(Extracted records)
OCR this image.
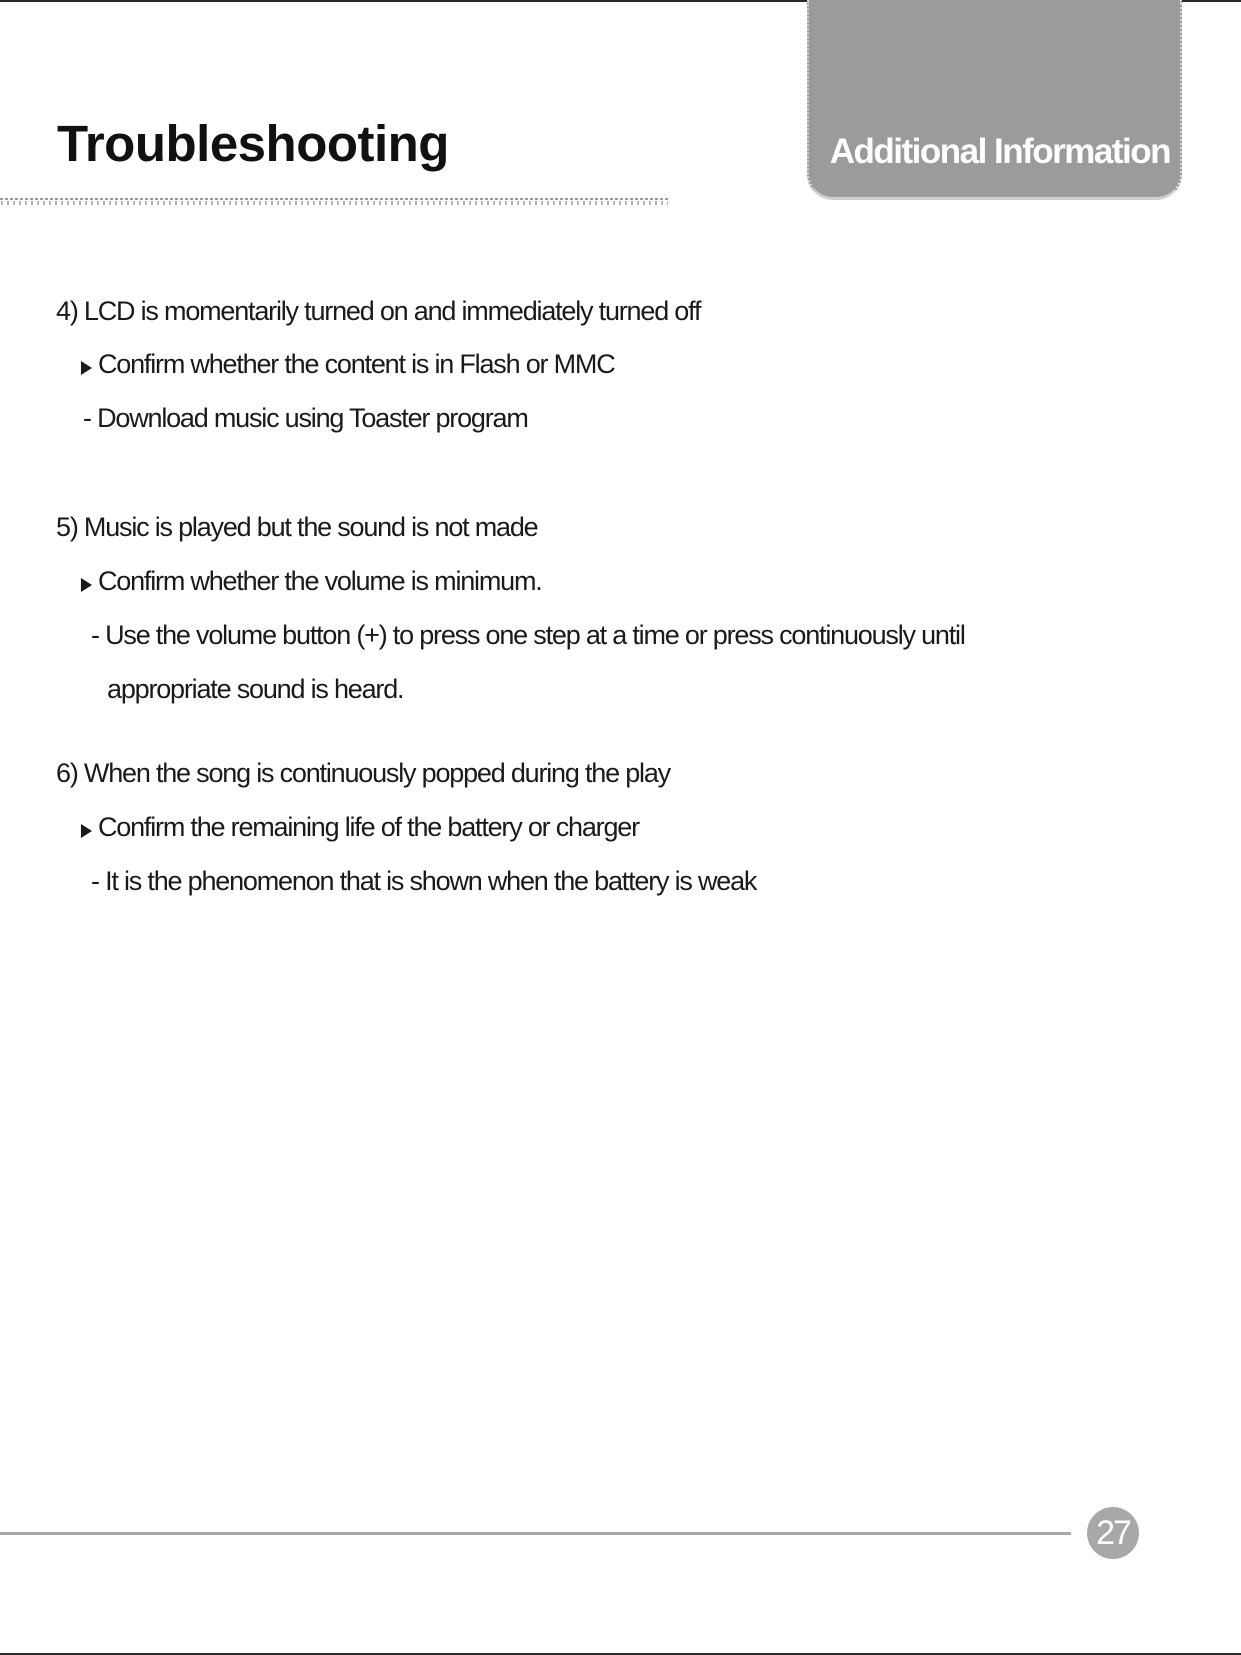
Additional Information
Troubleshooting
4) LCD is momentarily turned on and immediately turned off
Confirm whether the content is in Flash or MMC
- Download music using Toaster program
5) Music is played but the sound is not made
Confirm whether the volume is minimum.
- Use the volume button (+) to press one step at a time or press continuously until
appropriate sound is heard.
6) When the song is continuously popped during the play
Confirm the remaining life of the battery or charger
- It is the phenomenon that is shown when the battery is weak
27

_AIM OF THE EXERCISE_.
Reproduce each entry precisely. Leave the pictures out.

_COMPLETE ANSWER_.
OCR this image.
Additional Information
Troubleshooting
4) LCD is momentarily turned on and immediately turned off
Confirm whether the content is in Flash or MMC
- Download music using Toaster program
5) Music is played but the sound is not made
Confirm whether the volume is minimum.
- Use the volume button (+) to press one step at a time or press continuously until
appropriate sound is heard.
6) When the song is continuously popped during the play
Confirm the remaining life of the battery or charger
- It is the phenomenon that is shown when the battery is weak
27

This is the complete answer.